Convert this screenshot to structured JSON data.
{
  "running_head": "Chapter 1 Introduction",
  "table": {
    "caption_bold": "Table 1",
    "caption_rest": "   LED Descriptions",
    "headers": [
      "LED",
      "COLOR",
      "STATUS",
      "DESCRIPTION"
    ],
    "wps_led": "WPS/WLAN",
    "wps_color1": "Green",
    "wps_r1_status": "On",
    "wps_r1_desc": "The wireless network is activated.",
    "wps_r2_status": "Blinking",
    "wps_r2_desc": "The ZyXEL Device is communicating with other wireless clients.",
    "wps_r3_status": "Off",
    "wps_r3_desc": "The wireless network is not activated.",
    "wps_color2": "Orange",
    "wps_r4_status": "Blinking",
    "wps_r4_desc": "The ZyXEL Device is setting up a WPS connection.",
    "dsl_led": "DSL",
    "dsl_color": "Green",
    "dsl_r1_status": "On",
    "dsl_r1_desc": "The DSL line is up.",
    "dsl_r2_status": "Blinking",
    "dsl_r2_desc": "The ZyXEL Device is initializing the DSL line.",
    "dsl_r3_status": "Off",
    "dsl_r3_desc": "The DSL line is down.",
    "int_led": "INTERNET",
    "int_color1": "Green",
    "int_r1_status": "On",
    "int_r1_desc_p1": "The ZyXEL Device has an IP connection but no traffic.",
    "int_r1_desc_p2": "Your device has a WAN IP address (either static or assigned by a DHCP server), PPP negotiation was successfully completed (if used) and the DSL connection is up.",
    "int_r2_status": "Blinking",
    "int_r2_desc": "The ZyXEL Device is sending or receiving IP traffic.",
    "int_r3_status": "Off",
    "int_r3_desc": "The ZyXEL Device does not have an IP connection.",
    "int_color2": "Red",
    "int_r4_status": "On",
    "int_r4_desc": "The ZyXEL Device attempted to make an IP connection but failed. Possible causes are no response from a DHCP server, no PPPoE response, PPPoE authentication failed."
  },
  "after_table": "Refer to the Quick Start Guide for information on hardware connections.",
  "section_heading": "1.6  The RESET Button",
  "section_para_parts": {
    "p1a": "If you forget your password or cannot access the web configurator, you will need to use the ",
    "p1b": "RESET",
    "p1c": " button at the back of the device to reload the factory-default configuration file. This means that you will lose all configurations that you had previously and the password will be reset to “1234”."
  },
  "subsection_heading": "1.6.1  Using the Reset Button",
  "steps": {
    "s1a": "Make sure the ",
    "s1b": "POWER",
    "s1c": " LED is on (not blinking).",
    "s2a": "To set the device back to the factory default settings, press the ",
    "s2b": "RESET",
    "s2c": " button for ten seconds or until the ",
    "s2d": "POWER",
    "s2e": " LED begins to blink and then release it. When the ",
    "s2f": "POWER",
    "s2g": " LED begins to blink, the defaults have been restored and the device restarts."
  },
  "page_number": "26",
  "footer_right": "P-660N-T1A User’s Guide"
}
----------
WHAT IS NEEDED: All records above must be set down exactly, please.

TASK RESULT:
Convert this screenshot to structured JSON data.
{
  "running_head": "Chapter 1 Introduction",
  "table": {
    "caption_bold": "Table 1",
    "caption_rest": "   LED Descriptions",
    "headers": [
      "LED",
      "COLOR",
      "STATUS",
      "DESCRIPTION"
    ],
    "wps_led": "WPS/WLAN",
    "wps_color1": "Green",
    "wps_r1_status": "On",
    "wps_r1_desc": "The wireless network is activated.",
    "wps_r2_status": "Blinking",
    "wps_r2_desc": "The ZyXEL Device is communicating with other wireless clients.",
    "wps_r3_status": "Off",
    "wps_r3_desc": "The wireless network is not activated.",
    "wps_color2": "Orange",
    "wps_r4_status": "Blinking",
    "wps_r4_desc": "The ZyXEL Device is setting up a WPS connection.",
    "dsl_led": "DSL",
    "dsl_color": "Green",
    "dsl_r1_status": "On",
    "dsl_r1_desc": "The DSL line is up.",
    "dsl_r2_status": "Blinking",
    "dsl_r2_desc": "The ZyXEL Device is initializing the DSL line.",
    "dsl_r3_status": "Off",
    "dsl_r3_desc": "The DSL line is down.",
    "int_led": "INTERNET",
    "int_color1": "Green",
    "int_r1_status": "On",
    "int_r1_desc_p1": "The ZyXEL Device has an IP connection but no traffic.",
    "int_r1_desc_p2": "Your device has a WAN IP address (either static or assigned by a DHCP server), PPP negotiation was successfully completed (if used) and the DSL connection is up.",
    "int_r2_status": "Blinking",
    "int_r2_desc": "The ZyXEL Device is sending or receiving IP traffic.",
    "int_r3_status": "Off",
    "int_r3_desc": "The ZyXEL Device does not have an IP connection.",
    "int_color2": "Red",
    "int_r4_status": "On",
    "int_r4_desc": "The ZyXEL Device attempted to make an IP connection but failed. Possible causes are no response from a DHCP server, no PPPoE response, PPPoE authentication failed."
  },
  "after_table": "Refer to the Quick Start Guide for information on hardware connections.",
  "section_heading": "1.6  The RESET Button",
  "section_para_parts": {
    "p1a": "If you forget your password or cannot access the web configurator, you will need to use the ",
    "p1b": "RESET",
    "p1c": " button at the back of the device to reload the factory-default configuration file. This means that you will lose all configurations that you had previously and the password will be reset to “1234”."
  },
  "subsection_heading": "1.6.1  Using the Reset Button",
  "steps": {
    "s1a": "Make sure the ",
    "s1b": "POWER",
    "s1c": " LED is on (not blinking).",
    "s2a": "To set the device back to the factory default settings, press the ",
    "s2b": "RESET",
    "s2c": " button for ten seconds or until the ",
    "s2d": "POWER",
    "s2e": " LED begins to blink and then release it. When the ",
    "s2f": "POWER",
    "s2g": " LED begins to blink, the defaults have been restored and the device restarts."
  },
  "page_number": "26",
  "footer_right": "P-660N-T1A User’s Guide"
}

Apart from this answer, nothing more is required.